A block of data
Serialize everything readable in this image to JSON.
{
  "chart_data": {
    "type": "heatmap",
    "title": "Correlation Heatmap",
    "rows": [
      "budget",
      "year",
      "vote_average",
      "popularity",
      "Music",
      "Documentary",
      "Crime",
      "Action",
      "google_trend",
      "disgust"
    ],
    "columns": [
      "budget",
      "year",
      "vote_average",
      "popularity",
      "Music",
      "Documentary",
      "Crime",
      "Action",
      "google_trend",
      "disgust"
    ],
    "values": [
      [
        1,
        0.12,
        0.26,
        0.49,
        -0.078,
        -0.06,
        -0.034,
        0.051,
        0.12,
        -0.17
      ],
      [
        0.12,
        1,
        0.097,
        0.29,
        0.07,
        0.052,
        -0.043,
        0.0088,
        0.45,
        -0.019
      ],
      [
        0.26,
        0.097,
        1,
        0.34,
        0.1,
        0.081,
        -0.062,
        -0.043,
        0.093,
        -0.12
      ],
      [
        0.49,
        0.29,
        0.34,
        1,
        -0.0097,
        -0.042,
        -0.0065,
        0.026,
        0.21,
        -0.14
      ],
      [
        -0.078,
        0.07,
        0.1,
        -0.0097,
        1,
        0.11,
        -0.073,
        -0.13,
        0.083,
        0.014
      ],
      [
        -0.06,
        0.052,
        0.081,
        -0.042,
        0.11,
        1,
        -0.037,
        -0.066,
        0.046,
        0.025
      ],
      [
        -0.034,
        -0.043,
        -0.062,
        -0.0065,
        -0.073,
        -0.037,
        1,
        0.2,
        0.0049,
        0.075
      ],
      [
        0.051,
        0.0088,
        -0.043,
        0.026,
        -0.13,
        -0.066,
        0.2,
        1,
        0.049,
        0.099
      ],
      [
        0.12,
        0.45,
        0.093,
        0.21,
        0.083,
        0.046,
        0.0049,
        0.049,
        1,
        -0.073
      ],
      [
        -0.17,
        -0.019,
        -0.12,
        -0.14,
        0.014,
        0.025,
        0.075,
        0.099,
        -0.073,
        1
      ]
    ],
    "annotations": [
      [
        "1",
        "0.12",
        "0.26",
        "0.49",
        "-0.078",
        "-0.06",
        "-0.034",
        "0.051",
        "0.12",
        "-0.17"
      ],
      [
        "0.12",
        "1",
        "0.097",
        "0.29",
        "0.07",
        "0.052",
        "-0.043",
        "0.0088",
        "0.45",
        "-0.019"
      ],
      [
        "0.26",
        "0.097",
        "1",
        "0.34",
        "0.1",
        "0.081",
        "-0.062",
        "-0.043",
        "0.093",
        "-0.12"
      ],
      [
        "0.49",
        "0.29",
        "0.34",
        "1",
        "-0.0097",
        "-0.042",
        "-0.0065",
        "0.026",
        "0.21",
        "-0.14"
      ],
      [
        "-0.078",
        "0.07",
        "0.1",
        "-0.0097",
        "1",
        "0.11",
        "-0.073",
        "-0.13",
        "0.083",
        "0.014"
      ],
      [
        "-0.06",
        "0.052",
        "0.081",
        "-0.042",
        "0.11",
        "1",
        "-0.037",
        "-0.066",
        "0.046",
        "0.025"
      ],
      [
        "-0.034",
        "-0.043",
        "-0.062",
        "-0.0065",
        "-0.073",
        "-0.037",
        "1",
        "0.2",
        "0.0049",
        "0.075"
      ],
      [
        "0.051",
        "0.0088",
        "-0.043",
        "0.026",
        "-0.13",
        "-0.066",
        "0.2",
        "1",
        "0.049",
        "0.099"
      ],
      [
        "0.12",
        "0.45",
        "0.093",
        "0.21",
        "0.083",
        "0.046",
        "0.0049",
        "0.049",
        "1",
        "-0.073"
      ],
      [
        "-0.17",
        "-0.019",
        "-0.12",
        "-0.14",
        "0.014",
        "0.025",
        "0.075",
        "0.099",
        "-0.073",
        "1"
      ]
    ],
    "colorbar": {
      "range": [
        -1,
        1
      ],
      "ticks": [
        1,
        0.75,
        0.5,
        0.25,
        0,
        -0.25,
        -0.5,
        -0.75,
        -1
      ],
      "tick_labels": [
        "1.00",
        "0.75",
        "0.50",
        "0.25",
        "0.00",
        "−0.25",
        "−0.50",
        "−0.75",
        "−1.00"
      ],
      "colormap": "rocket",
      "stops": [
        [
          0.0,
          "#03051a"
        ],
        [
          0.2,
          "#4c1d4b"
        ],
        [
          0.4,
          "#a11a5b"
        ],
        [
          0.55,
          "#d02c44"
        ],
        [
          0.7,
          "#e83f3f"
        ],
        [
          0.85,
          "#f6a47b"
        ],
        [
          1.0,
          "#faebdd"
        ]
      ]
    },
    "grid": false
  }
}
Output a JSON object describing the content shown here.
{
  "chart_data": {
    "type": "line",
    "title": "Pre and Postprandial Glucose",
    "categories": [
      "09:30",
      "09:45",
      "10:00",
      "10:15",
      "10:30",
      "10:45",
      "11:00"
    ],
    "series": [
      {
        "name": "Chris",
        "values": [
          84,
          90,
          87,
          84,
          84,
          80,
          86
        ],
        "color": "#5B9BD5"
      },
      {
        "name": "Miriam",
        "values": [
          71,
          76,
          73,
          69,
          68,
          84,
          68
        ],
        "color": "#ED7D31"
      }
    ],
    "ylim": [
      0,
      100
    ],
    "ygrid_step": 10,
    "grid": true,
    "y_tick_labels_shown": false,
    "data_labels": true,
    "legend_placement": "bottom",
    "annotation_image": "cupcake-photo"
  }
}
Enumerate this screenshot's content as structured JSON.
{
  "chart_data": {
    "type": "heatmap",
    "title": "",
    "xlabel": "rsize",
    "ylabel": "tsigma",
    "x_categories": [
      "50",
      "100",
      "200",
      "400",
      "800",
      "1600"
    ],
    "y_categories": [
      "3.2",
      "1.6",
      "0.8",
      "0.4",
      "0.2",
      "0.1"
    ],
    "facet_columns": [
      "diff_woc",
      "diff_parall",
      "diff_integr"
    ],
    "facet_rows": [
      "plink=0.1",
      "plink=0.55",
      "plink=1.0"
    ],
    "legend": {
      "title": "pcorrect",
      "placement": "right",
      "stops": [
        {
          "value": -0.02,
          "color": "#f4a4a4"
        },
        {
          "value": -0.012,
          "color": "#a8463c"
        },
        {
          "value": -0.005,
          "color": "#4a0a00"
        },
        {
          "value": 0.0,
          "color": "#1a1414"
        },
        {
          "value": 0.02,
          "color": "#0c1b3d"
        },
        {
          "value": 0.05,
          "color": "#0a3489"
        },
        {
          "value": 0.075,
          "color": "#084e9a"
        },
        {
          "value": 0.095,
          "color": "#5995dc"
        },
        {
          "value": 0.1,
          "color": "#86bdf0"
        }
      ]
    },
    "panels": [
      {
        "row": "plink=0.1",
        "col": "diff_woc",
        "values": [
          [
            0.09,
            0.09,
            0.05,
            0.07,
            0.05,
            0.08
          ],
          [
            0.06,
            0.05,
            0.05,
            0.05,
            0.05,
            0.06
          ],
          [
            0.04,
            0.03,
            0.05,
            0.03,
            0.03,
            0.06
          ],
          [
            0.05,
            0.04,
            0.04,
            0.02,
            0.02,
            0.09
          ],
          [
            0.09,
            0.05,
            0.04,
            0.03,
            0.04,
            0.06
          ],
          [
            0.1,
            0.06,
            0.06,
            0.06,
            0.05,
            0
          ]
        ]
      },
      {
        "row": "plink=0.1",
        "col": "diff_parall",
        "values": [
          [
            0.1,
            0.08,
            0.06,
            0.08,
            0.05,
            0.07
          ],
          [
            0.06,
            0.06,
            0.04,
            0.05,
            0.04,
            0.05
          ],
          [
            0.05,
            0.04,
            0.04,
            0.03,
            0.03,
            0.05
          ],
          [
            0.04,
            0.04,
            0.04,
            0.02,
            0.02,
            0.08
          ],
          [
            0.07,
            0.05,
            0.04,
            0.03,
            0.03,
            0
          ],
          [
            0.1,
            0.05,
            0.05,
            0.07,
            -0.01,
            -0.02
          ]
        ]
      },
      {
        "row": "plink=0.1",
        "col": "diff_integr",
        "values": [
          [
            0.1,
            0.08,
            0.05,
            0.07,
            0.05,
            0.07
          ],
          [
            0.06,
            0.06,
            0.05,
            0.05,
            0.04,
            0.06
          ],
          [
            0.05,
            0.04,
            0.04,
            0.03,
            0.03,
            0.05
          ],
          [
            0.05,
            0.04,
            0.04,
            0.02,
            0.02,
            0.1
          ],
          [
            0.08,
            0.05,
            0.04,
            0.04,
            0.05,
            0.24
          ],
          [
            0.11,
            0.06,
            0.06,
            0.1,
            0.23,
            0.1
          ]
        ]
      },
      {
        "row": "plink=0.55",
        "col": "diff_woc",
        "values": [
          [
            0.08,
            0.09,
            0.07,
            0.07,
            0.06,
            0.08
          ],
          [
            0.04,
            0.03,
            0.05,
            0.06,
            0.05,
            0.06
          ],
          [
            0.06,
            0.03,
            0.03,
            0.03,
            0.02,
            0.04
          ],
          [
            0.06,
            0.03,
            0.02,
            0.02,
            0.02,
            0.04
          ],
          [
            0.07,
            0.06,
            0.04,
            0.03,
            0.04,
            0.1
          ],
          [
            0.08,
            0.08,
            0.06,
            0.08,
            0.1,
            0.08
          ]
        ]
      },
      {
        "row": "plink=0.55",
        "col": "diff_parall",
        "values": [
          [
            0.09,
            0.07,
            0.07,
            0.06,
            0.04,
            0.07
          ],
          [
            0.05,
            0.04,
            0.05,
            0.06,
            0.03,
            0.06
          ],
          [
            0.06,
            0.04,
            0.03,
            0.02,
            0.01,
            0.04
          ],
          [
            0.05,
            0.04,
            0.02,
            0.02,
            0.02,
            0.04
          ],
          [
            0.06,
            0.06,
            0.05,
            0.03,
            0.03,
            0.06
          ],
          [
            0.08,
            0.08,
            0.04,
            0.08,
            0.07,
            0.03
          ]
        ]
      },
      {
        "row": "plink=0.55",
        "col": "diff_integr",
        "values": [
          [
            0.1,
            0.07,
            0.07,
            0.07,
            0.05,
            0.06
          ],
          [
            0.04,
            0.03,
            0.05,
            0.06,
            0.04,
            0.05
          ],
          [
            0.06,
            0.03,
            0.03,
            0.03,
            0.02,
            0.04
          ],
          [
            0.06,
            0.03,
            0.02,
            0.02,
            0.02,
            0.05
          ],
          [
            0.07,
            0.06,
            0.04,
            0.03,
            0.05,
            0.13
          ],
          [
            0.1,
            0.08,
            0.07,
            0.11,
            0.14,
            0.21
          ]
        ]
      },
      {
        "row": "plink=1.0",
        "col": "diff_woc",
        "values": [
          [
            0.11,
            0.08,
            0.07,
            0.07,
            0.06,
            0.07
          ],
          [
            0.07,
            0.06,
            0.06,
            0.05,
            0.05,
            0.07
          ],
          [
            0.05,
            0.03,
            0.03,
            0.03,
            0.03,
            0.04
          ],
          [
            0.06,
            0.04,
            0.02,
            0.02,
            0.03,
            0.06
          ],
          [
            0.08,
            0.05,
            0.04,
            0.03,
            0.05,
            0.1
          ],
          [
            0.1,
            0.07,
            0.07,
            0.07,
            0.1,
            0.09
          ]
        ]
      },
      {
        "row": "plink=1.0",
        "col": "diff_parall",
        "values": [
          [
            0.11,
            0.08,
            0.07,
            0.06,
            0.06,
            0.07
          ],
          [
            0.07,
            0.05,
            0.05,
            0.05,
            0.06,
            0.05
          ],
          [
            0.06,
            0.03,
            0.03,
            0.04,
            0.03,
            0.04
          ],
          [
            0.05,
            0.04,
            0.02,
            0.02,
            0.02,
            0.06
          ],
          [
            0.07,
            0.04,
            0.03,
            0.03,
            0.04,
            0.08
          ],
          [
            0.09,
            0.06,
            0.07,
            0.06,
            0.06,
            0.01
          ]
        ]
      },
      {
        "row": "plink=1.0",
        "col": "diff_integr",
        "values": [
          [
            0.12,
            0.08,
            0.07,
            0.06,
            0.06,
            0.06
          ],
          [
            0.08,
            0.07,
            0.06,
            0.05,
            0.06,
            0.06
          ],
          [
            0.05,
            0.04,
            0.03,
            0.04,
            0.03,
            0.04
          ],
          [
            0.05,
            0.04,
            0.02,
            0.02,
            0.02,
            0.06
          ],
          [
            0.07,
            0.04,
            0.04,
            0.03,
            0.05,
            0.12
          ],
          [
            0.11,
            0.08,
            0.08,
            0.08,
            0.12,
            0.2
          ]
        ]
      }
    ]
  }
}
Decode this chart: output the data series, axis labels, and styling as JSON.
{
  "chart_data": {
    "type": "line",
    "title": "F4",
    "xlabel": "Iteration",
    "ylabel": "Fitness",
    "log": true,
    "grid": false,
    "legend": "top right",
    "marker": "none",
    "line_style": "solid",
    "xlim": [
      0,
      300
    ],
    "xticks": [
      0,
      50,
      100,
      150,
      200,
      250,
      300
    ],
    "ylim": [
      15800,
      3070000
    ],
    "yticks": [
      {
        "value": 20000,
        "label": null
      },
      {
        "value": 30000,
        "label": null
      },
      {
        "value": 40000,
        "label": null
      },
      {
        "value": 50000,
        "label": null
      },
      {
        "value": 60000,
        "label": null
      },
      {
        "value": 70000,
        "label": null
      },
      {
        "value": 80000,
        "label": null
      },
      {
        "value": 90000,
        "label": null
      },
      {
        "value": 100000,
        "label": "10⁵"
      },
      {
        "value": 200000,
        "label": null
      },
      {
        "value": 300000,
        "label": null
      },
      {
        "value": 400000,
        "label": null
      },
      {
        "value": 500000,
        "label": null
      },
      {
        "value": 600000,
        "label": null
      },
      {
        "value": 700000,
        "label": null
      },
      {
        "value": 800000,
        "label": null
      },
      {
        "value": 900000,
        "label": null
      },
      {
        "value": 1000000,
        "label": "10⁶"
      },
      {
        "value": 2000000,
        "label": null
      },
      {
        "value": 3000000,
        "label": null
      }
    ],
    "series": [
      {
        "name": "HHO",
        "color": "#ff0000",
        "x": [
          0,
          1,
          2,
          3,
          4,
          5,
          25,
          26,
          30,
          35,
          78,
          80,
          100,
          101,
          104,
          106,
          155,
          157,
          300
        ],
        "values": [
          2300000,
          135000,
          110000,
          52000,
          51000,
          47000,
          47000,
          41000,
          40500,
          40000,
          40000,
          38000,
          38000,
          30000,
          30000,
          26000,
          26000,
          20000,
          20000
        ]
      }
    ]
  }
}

Given task: Gather each line in the entries above where the string "JSON" is found.

Response:
Serialize everything readable in this image to JSON.
Output a JSON object describing the content shown here.
Enumerate this screenshot's content as structured JSON.
Decode this chart: output the data series, axis labels, and styling as JSON.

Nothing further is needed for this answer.